SOURCE MATERIAL.

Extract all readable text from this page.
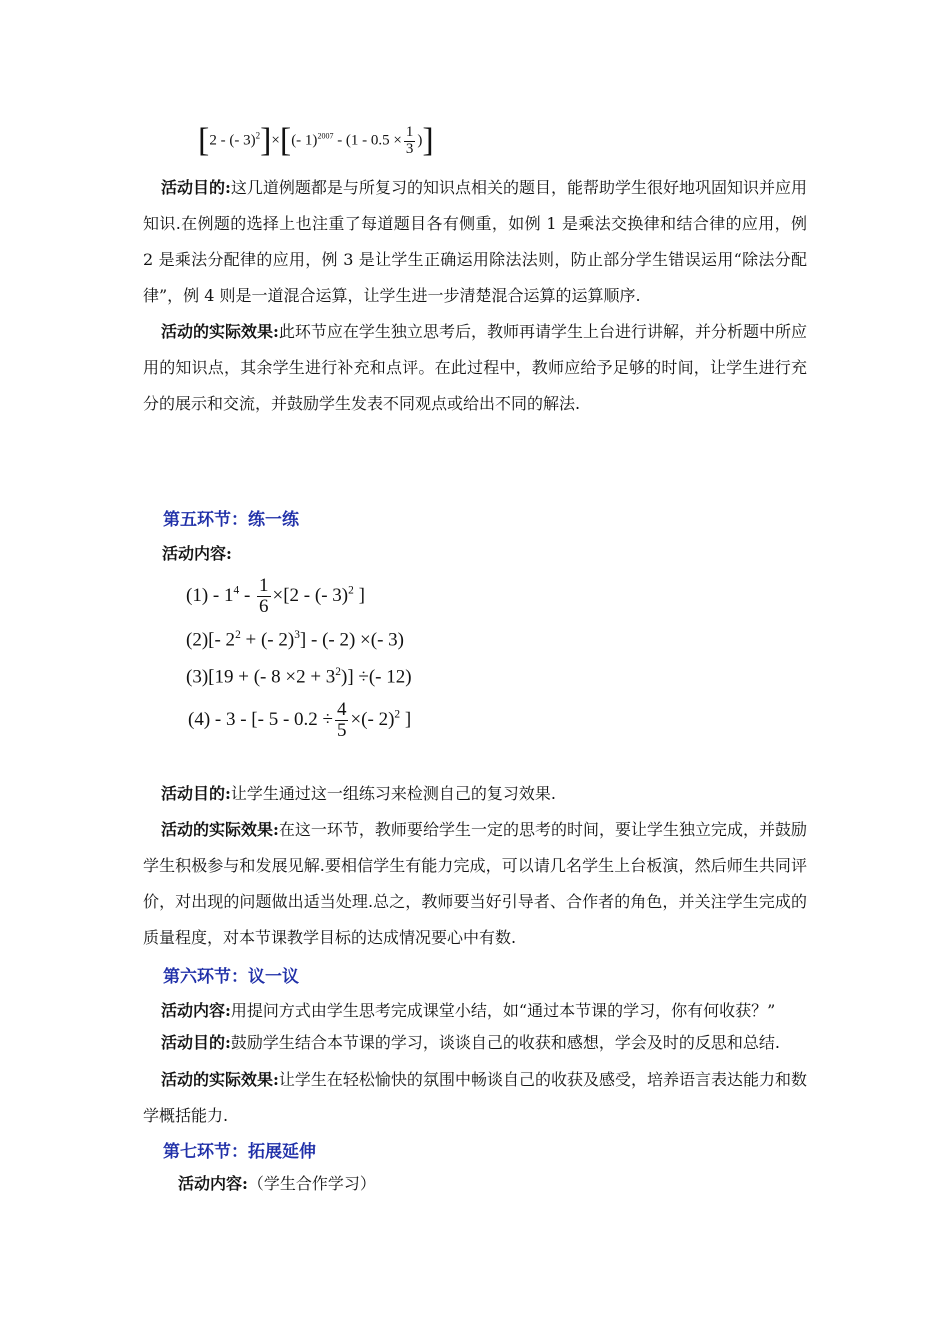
[2 - (- 3)$^2$]×[(- $1)^{2007} - (1 - 0.5 \times \frac{1}{3}$ )]

活动目的:这几道例题都是与所复习的知识点相关的题目，能帮助学生很好地巩固知识并应用知识.在例题的选择上也注重了每道题目各有侧重，如例 1 是乘法交换律和结合律的应用，例 2 是乘法分配律的应用，例 3 是让学生正确运用除法法则，防止部分学生错误运用“除法分配律”，例 4 则是一道混合运算，让学生进一步清楚混合运算的运算顺序.

活动的实际效果:此环节应在学生独立思考后，教师再请学生上台进行讲解，并分析题中所应用的知识点，其余学生进行补充和点评。在此过程中，教师应给予足够的时间，让学生进行充分的展示和交流，并鼓励学生发表不同观点或给出不同的解法.

第五环节：练一练
活动内容:
$(1) - 1^4 - \frac{1}{6} \times[2$ - (- 3)$^2$ ]
(2)[- $2^2$ + (- 2)$^3$] - (- 2) ×(- 3)
(3)[19 + (- $8 \times 2 + 3^2$)] ÷(- 12)
(4) - 3 - [- $5 - 0.2 \div \frac{4}{5}$ ×(- 2)$^2$ ]

活动目的:让学生通过这一组练习来检测自己的复习效果.

活动的实际效果:在这一环节，教师要给学生一定的思考的时间，要让学生独立完成，并鼓励学生积极参与和发展见解.要相信学生有能力完成，可以请几名学生上台板演，然后师生共同评价，对出现的问题做出适当处理.总之，教师要当好引导者、合作者的角色，并关注学生完成的质量程度，对本节课教学目标的达成情况要心中有数.

第六环节：议一议

活动内容:用提问方式由学生思考完成课堂小结，如“通过本节课的学习，你有何收获？”

活动目的:鼓励学生结合本节课的学习，谈谈自己的收获和感想，学会及时的反思和总结.

活动的实际效果:让学生在轻松愉快的氛围中畅谈自己的收获及感受，培养语言表达能力和数学概括能力.

第七环节：拓展延伸
活动内容:（学生合作学习）
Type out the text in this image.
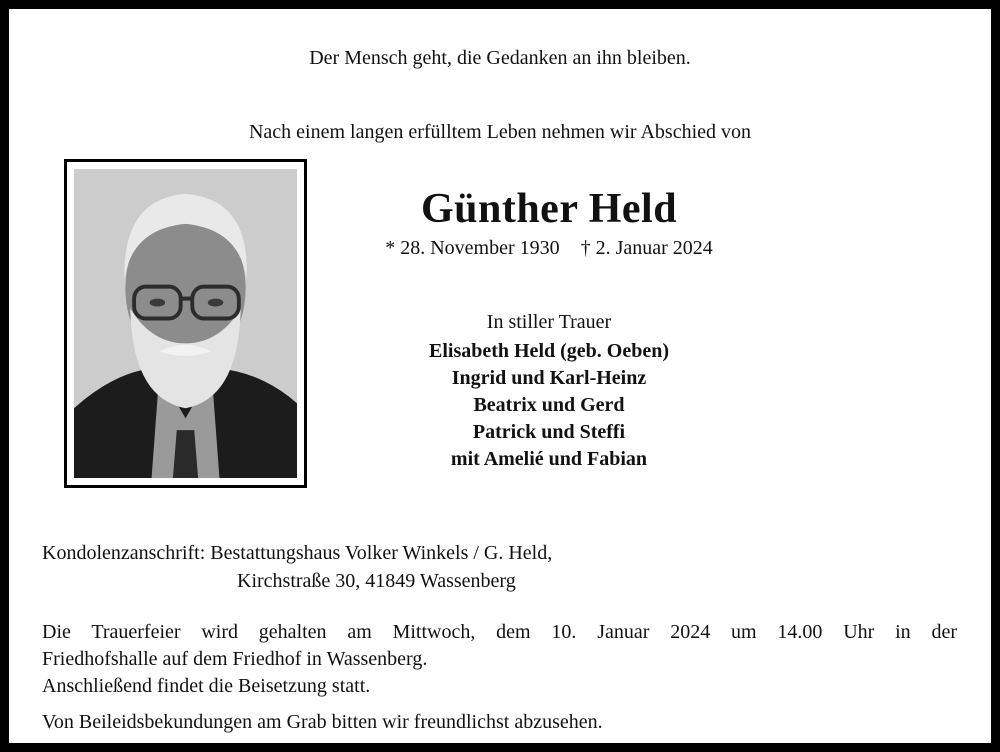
Der Mensch geht, die Gedanken an ihn bleiben.
Nach einem langen erfülltem Leben nehmen wir Abschied von
Günther Held
* 28. November 1930 † 2. Januar 2024
In stiller Trauer
Elisabeth Held (geb. Oeben)
Ingrid und Karl-Heinz
Beatrix und Gerd
Patrick und Steffi
mit Amelié und Fabian
Kondolenzanschrift: Bestattungshaus Volker Winkels / G. Held,
Kirchstraße 30, 41849 Wassenberg
Die Trauerfeier wird gehalten am Mittwoch, dem 10. Januar 2024 um 14.00 Uhr in der
Friedhofshalle auf dem Friedhof in Wassenberg.
Anschließend findet die Beisetzung statt.
Von Beileidsbekundungen am Grab bitten wir freundlichst abzusehen.
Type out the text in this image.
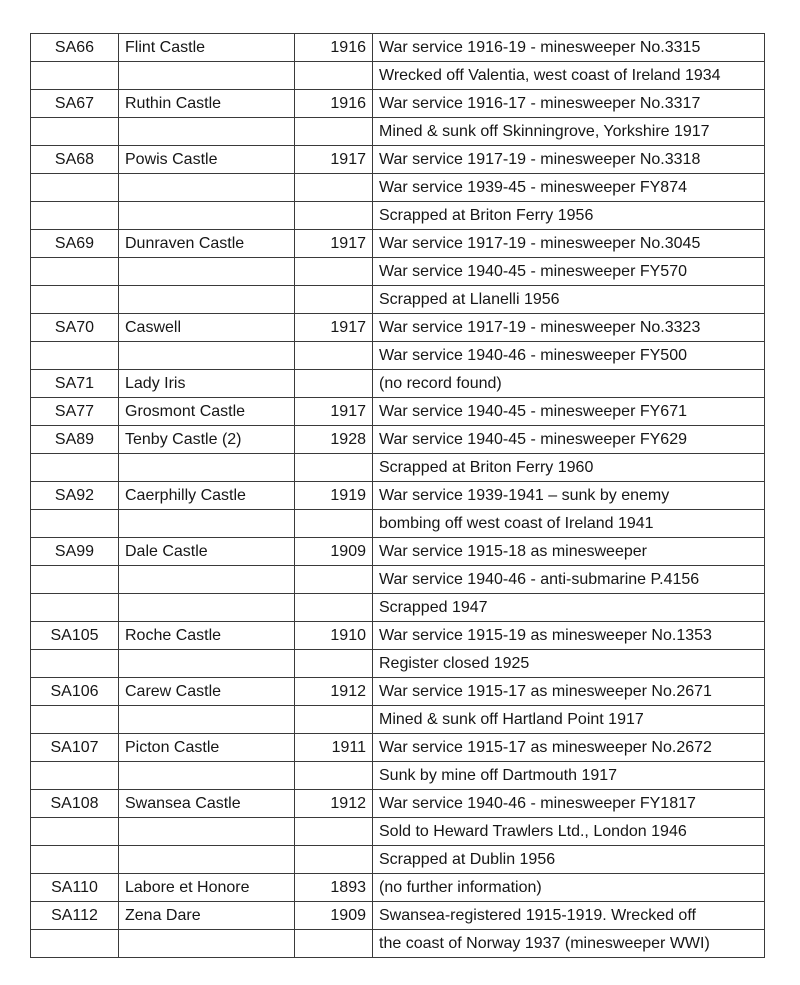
SA66	Flint Castle	1916	War service 1916-19 - minesweeper No.3315
			Wrecked off Valentia, west coast of Ireland 1934
SA67	Ruthin Castle	1916	War service 1916-17 - minesweeper No.3317
			Mined & sunk off Skinningrove, Yorkshire 1917
SA68	Powis Castle	1917	War service 1917-19 - minesweeper No.3318
			War service 1939-45 - minesweeper FY874
			Scrapped at Briton Ferry 1956
SA69	Dunraven Castle	1917	War service 1917-19 - minesweeper No.3045
			War service 1940-45 - minesweeper FY570
			Scrapped at Llanelli 1956
SA70	Caswell	1917	War service 1917-19 - minesweeper No.3323
			War service 1940-46 - minesweeper FY500
SA71	Lady Iris		(no record found)
SA77	Grosmont Castle	1917	War service 1940-45 - minesweeper FY671
SA89	Tenby Castle (2)	1928	War service 1940-45 - minesweeper FY629
			Scrapped at Briton Ferry 1960
SA92	Caerphilly Castle	1919	War service 1939-1941 – sunk by enemy
			bombing off west coast of Ireland 1941
SA99	Dale Castle	1909	War service 1915-18 as minesweeper
			War service 1940-46 - anti-submarine P.4156
			Scrapped 1947
SA105	Roche Castle	1910	War service 1915-19 as minesweeper No.1353
			Register closed 1925
SA106	Carew Castle	1912	War service 1915-17 as minesweeper No.2671
			Mined & sunk off Hartland Point 1917
SA107	Picton Castle	1911	War service 1915-17 as minesweeper No.2672
			Sunk by mine off Dartmouth 1917
SA108	Swansea Castle	1912	War service 1940-46 - minesweeper FY1817
			Sold to Heward Trawlers Ltd., London 1946
			Scrapped at Dublin 1956
SA110	Labore et Honore	1893	(no further information)
SA112	Zena Dare	1909	Swansea-registered 1915-1919. Wrecked off
			the coast of Norway 1937 (minesweeper WWI)
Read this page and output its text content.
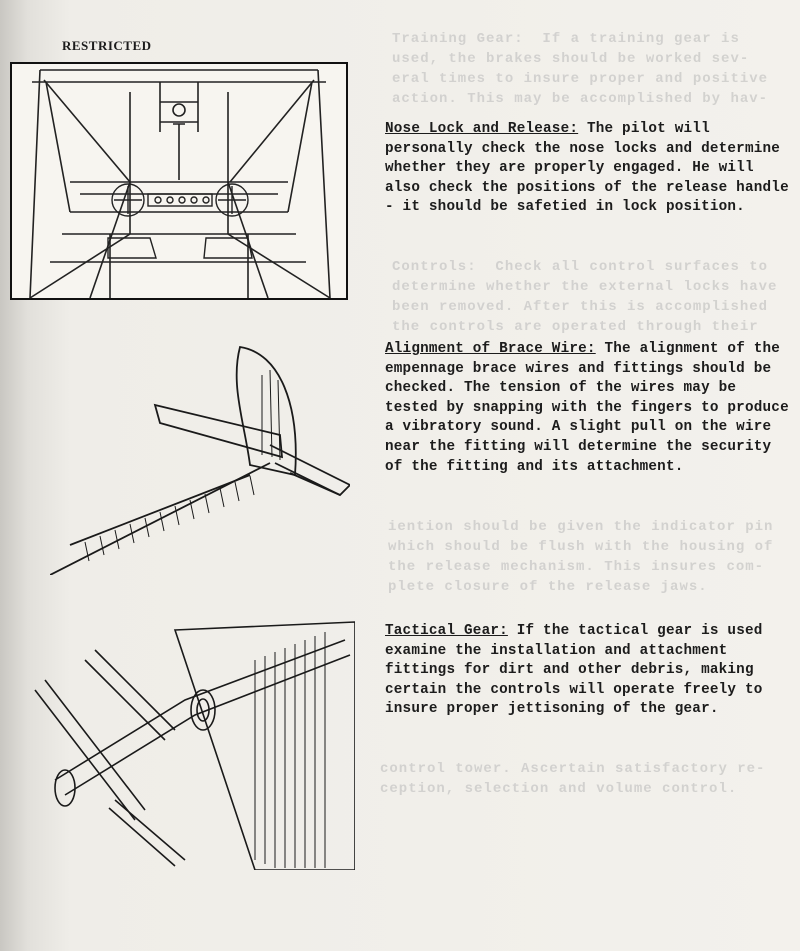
Training Gear:  If a training gear is
used, the brakes should be worked sev-
eral times to insure proper and positive
action. This may be accomplished by hav-
Controls:  Check all control surfaces to
determine whether the external locks have
been removed. After this is accomplished
the controls are operated through their
iention should be given the indicator pin
which should be flush with the housing of
the release mechanism. This insures com-
plete closure of the release jaws.
control tower. Ascertain satisfactory re-
ception, selection and volume control.
RESTRICTED
Nose Lock and Release: The pilot will personally check the nose locks and determine whether they are properly engaged. He will also check the positions of the release handle - it should be safetied in lock position.
Alignment of Brace Wire: The alignment of the empennage brace wires and fittings should be checked. The tension of the wires may be tested by snapping with the fingers to produce a vibratory sound. A slight pull on the wire near the fitting will determine the security of the fitting and its attachment.
Tactical Gear: If the tactical gear is used examine the installation and attachment fittings for dirt and other debris, making certain the controls will operate freely to insure proper jettisoning of the gear.
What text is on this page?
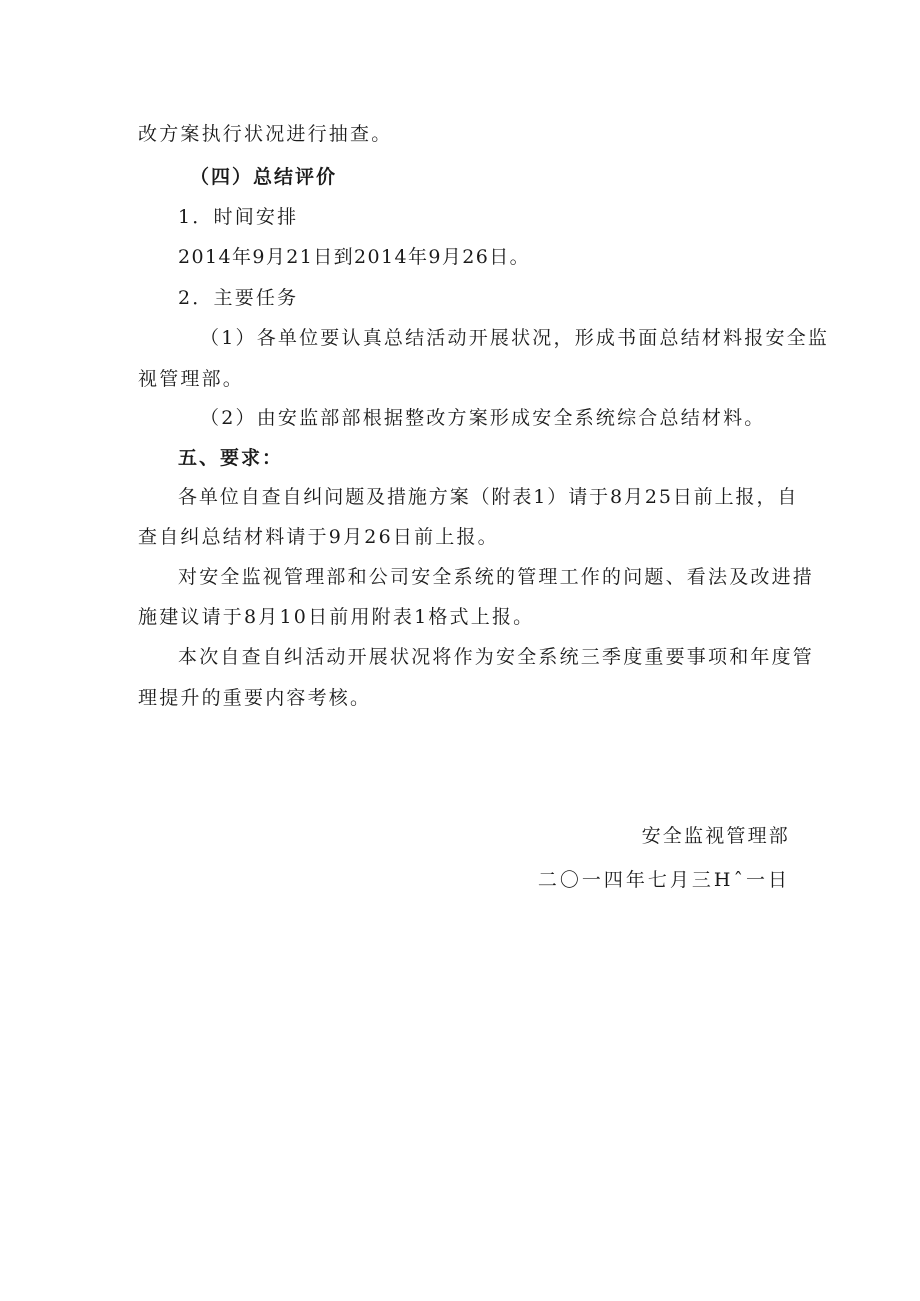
改方案执行状况进行抽查。
（四）总结评价
1．时间安排
2014年9月21日到2014年9月26日。
2．主要任务
（1）各单位要认真总结活动开展状况，形成书面总结材料报安全监
视管理部。
（2）由安监部部根据整改方案形成安全系统综合总结材料。
五、要求：
各单位自查自纠问题及措施方案（附表1）请于8月25日前上报，自
查自纠总结材料请于9月26日前上报。
对安全监视管理部和公司安全系统的管理工作的问题、看法及改进措
施建议请于8月10日前用附表1格式上报。
本次自查自纠活动开展状况将作为安全系统三季度重要事项和年度管
理提升的重要内容考核。
安全监视管理部
二〇一四年七月三Hˆ一日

EXERCISE DETAILS.
Make an exact copy of every entry above, minus the images.

OUTPUT FOR THIS EXERCISE.
Extract all readable text from this page.
[2 - (- 3)$^2$]×[(- $1)^{2007} - (1 - 0.5 \times \frac{1}{3}$ )]

活动目的:这几道例题都是与所复习的知识点相关的题目，能帮助学生很好地巩固知识并应用知识.在例题的选择上也注重了每道题目各有侧重，如例 1 是乘法交换律和结合律的应用，例 2 是乘法分配律的应用，例 3 是让学生正确运用除法法则，防止部分学生错误运用“除法分配律”，例 4 则是一道混合运算，让学生进一步清楚混合运算的运算顺序.

活动的实际效果:此环节应在学生独立思考后，教师再请学生上台进行讲解，并分析题中所应用的知识点，其余学生进行补充和点评。在此过程中，教师应给予足够的时间，让学生进行充分的展示和交流，并鼓励学生发表不同观点或给出不同的解法.

第五环节：练一练
活动内容:
$(1) - 1^4 - \frac{1}{6} \times[2$ - (- 3)$^2$ ]
(2)[- $2^2$ + (- 2)$^3$] - (- 2) ×(- 3)
(3)[19 + (- $8 \times 2 + 3^2$)] ÷(- 12)
(4) - 3 - [- $5 - 0.2 \div \frac{4}{5}$ ×(- 2)$^2$ ]

活动目的:让学生通过这一组练习来检测自己的复习效果.

活动的实际效果:在这一环节，教师要给学生一定的思考的时间，要让学生独立完成，并鼓励学生积极参与和发展见解.要相信学生有能力完成，可以请几名学生上台板演，然后师生共同评价，对出现的问题做出适当处理.总之，教师要当好引导者、合作者的角色，并关注学生完成的质量程度，对本节课教学目标的达成情况要心中有数.

第六环节：议一议

活动内容:用提问方式由学生思考完成课堂小结，如“通过本节课的学习，你有何收获？”

活动目的:鼓励学生结合本节课的学习，谈谈自己的收获和感想，学会及时的反思和总结.

活动的实际效果:让学生在轻松愉快的氛围中畅谈自己的收获及感受，培养语言表达能力和数学概括能力.

第七环节：拓展延伸
活动内容:（学生合作学习）
Type out the text in this image.
Der Mensch geht, die Gedanken an ihn bleiben.
Nach einem langen erfülltem Leben nehmen wir Abschied von
Günther Held
* 28. November 1930 † 2. Januar 2024
In stiller Trauer
Elisabeth Held (geb. Oeben)
Ingrid und Karl-Heinz
Beatrix und Gerd
Patrick und Steffi
mit Amelié und Fabian
Kondolenzanschrift: Bestattungshaus Volker Winkels / G. Held,
Kirchstraße 30, 41849 Wassenberg
Die Trauerfeier wird gehalten am Mittwoch, dem 10. Januar 2024 um 14.00 Uhr in der
Friedhofshalle auf dem Friedhof in Wassenberg.
Anschließend findet die Beisetzung statt.
Von Beileidsbekundungen am Grab bitten wir freundlichst abzusehen.
Type out the text in this image.
SA66	Flint Castle	1916	War service 1916-19 - minesweeper No.3315
			Wrecked off Valentia, west coast of Ireland 1934
SA67	Ruthin Castle	1916	War service 1916-17 - minesweeper No.3317
			Mined & sunk off Skinningrove, Yorkshire 1917
SA68	Powis Castle	1917	War service 1917-19 - minesweeper No.3318
			War service 1939-45 - minesweeper FY874
			Scrapped at Briton Ferry 1956
SA69	Dunraven Castle	1917	War service 1917-19 - minesweeper No.3045
			War service 1940-45 - minesweeper FY570
			Scrapped at Llanelli 1956
SA70	Caswell	1917	War service 1917-19 - minesweeper No.3323
			War service 1940-46 - minesweeper FY500
SA71	Lady Iris		(no record found)
SA77	Grosmont Castle	1917	War service 1940-45 - minesweeper FY671
SA89	Tenby Castle (2)	1928	War service 1940-45 - minesweeper FY629
			Scrapped at Briton Ferry 1960
SA92	Caerphilly Castle	1919	War service 1939-1941 – sunk by enemy
			bombing off west coast of Ireland 1941
SA99	Dale Castle	1909	War service 1915-18 as minesweeper
			War service 1940-46 - anti-submarine P.4156
			Scrapped 1947
SA105	Roche Castle	1910	War service 1915-19 as minesweeper No.1353
			Register closed 1925
SA106	Carew Castle	1912	War service 1915-17 as minesweeper No.2671
			Mined & sunk off Hartland Point 1917
SA107	Picton Castle	1911	War service 1915-17 as minesweeper No.2672
			Sunk by mine off Dartmouth 1917
SA108	Swansea Castle	1912	War service 1940-46 - minesweeper FY1817
			Sold to Heward Trawlers Ltd., London 1946
			Scrapped at Dublin 1956
SA110	Labore et Honore	1893	(no further information)
SA112	Zena Dare	1909	Swansea-registered 1915-1919. Wrecked off
			the coast of Norway 1937 (minesweeper WWI)
Read this page and output its text content.
Training Gear:  If a training gear is
used, the brakes should be worked sev-
eral times to insure proper and positive
action. This may be accomplished by hav-
Controls:  Check all control surfaces to
determine whether the external locks have
been removed. After this is accomplished
the controls are operated through their
iention should be given the indicator pin
which should be flush with the housing of
the release mechanism. This insures com-
plete closure of the release jaws.
control tower. Ascertain satisfactory re-
ception, selection and volume control.
RESTRICTED
Nose Lock and Release: The pilot will personally check the nose locks and determine whether they are properly engaged. He will also check the positions of the release handle - it should be safetied in lock position.
Alignment of Brace Wire: The alignment of the empennage brace wires and fittings should be checked. The tension of the wires may be tested by snapping with the fingers to produce a vibratory sound. A slight pull on the wire near the fitting will determine the security of the fitting and its attachment.
Tactical Gear: If the tactical gear is used examine the installation and attachment fittings for dirt and other debris, making certain the controls will operate freely to insure proper jettisoning of the gear.
What text is on this page?
改方案执行状况进行抽查。
（四）总结评价
1．时间安排
2014年9月21日到2014年9月26日。
2．主要任务
（1）各单位要认真总结活动开展状况，形成书面总结材料报安全监
视管理部。
（2）由安监部部根据整改方案形成安全系统综合总结材料。
五、要求：
各单位自查自纠问题及措施方案（附表1）请于8月25日前上报，自
查自纠总结材料请于9月26日前上报。
对安全监视管理部和公司安全系统的管理工作的问题、看法及改进措
施建议请于8月10日前用附表1格式上报。
本次自查自纠活动开展状况将作为安全系统三季度重要事项和年度管
理提升的重要内容考核。
安全监视管理部
二〇一四年七月三Hˆ一日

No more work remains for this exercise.